Dataset rows:
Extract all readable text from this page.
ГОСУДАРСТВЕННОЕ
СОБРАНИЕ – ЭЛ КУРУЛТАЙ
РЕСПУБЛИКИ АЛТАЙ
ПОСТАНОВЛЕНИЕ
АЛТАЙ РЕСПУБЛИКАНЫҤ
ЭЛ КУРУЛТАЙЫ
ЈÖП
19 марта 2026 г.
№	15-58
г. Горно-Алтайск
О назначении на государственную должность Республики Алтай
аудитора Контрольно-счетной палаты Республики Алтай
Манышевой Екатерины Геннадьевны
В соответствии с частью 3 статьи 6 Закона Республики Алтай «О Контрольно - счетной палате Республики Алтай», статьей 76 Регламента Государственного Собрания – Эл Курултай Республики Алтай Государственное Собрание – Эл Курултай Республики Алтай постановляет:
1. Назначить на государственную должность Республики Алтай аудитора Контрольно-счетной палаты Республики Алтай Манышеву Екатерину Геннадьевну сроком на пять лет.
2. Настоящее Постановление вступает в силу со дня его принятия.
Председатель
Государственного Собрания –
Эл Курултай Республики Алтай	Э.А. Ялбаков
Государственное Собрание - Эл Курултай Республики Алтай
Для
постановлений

Written problem:
Report every line in the data above in which the word "государственную" appears.

Written response:
О назначении на государственную должность Республики Алтай
1. Назначить на государственную должность Республики Алтай аудитора Контрольно-счетной палаты Республики Алтай Манышеву Екатерину Геннадьевну сроком на пять лет.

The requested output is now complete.